* [Goal]: For the data below, work out how many lines include the string "sections" and report only the number.

* [Input material]:
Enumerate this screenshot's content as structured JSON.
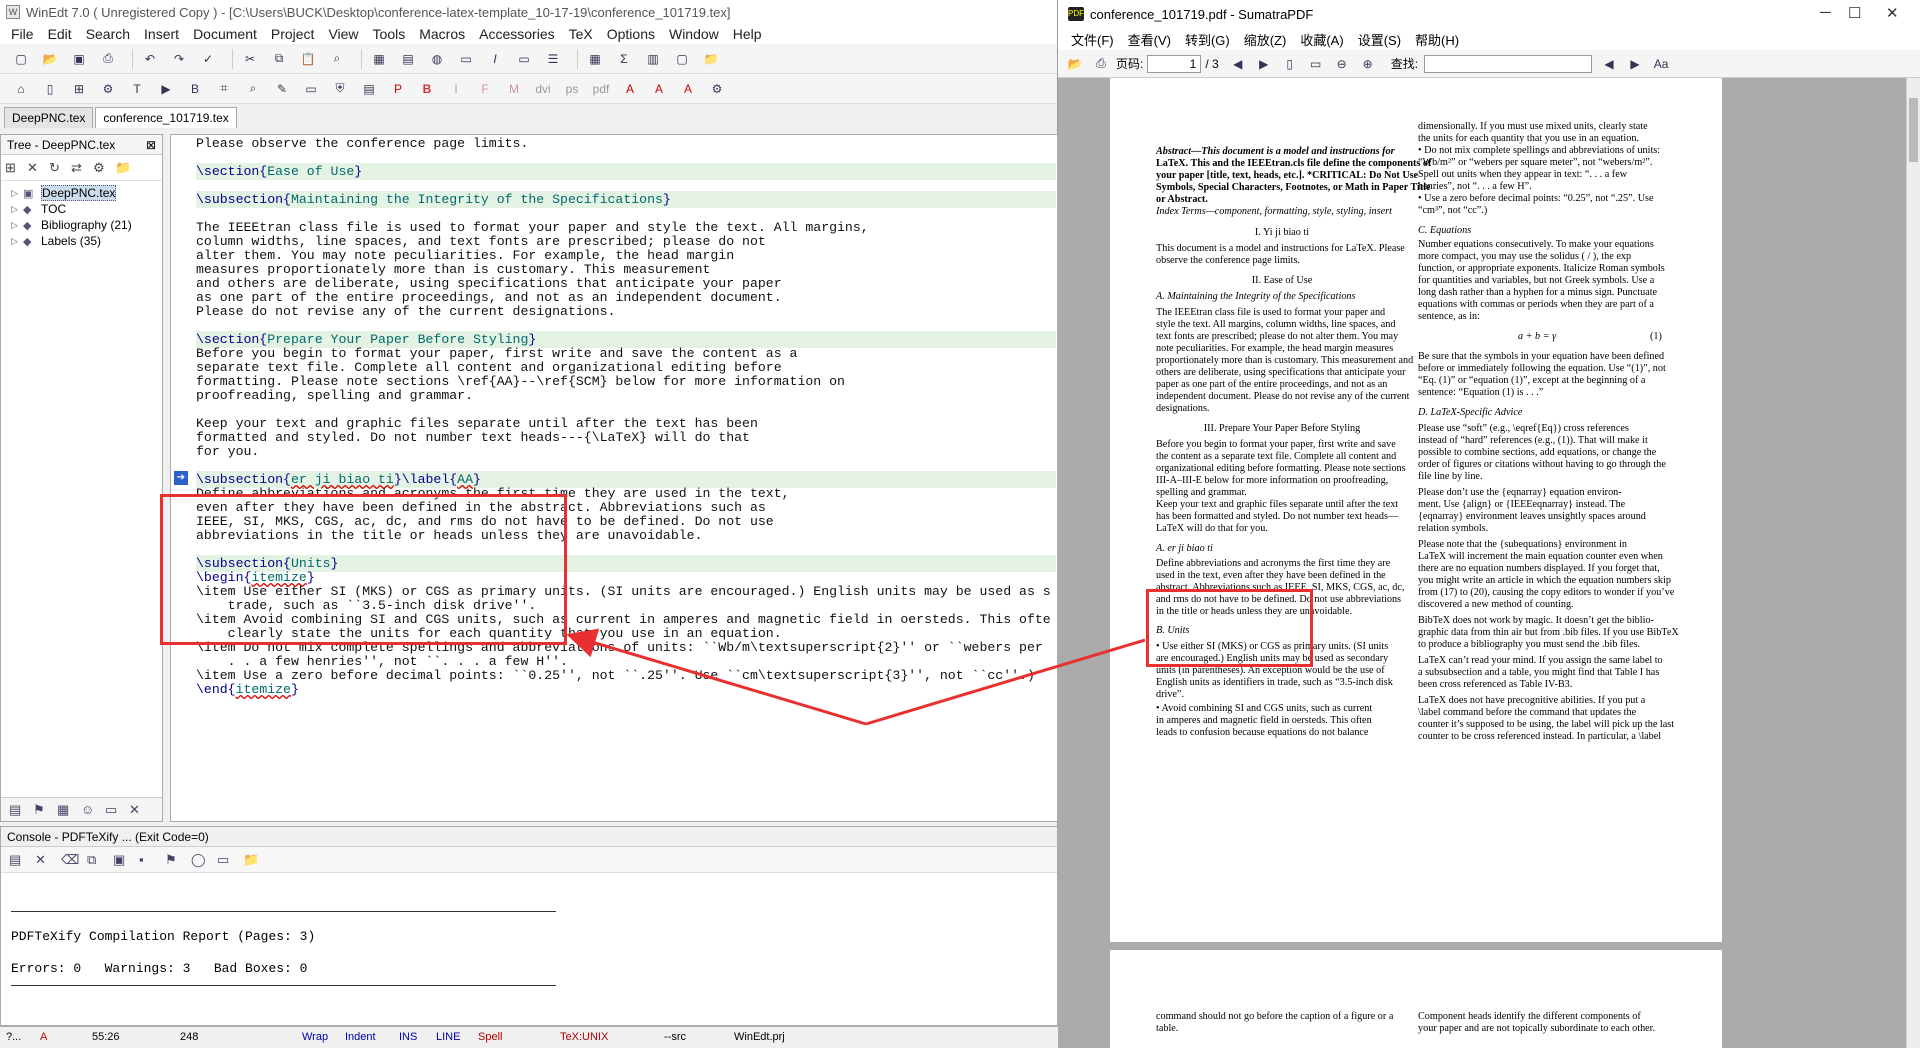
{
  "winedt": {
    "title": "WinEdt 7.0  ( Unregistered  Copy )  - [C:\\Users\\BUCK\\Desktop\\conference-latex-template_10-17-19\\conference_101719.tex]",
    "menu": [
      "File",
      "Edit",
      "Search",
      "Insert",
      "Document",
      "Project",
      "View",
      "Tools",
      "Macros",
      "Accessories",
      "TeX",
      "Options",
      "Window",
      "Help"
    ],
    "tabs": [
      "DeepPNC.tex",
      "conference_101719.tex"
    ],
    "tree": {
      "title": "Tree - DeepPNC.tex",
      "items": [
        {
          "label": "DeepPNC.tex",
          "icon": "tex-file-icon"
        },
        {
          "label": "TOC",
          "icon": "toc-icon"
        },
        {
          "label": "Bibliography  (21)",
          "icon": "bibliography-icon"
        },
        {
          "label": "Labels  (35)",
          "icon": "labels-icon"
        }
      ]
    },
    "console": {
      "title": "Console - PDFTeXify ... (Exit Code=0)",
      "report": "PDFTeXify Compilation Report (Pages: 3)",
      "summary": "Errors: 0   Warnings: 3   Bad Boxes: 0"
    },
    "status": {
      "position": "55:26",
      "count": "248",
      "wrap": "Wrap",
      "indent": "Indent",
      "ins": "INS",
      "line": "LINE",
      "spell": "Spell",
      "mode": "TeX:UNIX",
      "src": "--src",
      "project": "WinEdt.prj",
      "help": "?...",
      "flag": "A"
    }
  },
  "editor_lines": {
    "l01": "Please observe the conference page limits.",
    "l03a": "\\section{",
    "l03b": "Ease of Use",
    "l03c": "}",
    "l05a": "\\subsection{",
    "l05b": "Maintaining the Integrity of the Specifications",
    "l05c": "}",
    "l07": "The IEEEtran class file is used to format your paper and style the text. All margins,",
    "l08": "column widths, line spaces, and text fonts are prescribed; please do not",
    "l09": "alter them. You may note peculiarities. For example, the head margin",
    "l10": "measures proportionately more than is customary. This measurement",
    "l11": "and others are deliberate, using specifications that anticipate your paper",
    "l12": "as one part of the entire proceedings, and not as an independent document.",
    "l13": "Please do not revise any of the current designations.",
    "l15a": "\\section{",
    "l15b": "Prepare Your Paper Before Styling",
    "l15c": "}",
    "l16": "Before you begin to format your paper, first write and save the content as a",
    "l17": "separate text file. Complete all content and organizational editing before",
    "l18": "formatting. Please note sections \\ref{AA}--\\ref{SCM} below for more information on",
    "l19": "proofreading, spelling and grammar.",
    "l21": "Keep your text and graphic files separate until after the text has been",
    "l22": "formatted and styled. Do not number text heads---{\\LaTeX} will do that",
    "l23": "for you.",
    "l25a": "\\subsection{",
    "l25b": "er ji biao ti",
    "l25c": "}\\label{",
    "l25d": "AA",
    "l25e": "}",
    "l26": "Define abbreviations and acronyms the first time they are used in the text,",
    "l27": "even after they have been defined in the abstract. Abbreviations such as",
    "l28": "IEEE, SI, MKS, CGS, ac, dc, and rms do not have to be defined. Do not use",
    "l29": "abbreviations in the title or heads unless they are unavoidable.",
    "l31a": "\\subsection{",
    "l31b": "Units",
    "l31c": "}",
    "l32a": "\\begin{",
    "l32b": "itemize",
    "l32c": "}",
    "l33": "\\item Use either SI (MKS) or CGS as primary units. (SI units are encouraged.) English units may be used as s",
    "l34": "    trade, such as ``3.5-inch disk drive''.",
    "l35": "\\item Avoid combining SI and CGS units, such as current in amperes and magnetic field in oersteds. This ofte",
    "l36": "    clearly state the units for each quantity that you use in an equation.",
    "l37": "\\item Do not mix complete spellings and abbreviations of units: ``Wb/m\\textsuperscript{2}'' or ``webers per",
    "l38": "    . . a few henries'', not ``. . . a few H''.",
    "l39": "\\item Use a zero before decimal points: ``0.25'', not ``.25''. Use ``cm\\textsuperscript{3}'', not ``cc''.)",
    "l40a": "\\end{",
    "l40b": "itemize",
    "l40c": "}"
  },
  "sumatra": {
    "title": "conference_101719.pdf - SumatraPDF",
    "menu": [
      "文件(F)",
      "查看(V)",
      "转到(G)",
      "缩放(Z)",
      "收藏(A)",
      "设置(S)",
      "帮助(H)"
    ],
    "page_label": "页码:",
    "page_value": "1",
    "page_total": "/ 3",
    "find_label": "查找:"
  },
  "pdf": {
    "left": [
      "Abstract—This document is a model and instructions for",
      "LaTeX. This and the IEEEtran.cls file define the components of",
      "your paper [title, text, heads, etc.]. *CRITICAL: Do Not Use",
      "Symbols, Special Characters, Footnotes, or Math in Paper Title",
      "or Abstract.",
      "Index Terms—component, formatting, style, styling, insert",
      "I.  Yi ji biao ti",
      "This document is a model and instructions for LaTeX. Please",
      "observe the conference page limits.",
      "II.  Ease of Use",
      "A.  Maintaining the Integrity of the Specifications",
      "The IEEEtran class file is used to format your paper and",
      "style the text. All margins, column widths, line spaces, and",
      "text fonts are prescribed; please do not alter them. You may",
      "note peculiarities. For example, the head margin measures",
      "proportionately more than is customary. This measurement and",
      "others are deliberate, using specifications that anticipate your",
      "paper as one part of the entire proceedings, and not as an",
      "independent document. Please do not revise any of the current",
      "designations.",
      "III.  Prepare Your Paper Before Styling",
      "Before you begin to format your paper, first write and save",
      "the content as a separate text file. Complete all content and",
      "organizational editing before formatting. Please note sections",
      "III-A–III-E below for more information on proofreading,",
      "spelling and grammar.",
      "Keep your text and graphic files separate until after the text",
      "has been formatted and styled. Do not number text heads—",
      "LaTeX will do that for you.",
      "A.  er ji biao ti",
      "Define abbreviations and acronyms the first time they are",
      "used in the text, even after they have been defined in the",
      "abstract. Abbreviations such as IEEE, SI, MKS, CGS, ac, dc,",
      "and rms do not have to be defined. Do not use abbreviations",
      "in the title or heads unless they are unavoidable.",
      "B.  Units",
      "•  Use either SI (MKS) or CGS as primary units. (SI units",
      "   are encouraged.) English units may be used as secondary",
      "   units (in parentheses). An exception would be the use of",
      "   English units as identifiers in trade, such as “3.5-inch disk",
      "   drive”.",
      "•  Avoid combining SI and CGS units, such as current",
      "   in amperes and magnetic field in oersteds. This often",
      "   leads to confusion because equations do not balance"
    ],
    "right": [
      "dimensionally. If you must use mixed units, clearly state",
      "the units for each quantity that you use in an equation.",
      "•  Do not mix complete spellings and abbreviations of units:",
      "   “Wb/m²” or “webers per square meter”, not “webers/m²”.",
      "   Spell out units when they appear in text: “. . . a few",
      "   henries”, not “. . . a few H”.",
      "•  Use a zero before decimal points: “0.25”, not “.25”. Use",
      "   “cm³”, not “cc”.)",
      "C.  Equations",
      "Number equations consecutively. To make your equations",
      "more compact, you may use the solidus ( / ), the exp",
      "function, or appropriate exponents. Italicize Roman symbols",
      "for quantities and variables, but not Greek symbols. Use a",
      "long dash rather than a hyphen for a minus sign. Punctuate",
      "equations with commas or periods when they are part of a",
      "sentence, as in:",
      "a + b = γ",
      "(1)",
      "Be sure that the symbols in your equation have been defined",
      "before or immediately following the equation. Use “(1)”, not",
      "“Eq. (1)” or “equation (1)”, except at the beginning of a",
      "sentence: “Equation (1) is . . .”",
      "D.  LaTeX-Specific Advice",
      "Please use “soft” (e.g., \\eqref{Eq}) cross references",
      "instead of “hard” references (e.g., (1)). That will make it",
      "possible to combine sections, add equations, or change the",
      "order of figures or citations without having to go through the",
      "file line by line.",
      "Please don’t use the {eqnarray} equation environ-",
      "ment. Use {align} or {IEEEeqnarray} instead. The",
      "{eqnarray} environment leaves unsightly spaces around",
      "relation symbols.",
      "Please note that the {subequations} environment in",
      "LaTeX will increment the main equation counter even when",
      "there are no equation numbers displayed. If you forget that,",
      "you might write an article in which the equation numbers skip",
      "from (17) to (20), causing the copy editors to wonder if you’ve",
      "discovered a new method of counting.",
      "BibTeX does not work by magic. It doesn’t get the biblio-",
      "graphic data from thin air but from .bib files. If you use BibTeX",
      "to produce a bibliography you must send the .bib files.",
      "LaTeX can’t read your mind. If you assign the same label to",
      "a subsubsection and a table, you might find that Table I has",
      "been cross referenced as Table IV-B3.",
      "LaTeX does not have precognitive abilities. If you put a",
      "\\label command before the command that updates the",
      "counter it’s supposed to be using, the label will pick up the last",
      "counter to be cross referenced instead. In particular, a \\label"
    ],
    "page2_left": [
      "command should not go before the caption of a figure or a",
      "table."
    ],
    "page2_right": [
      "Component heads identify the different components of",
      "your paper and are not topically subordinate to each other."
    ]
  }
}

* [Finished exercise]: 3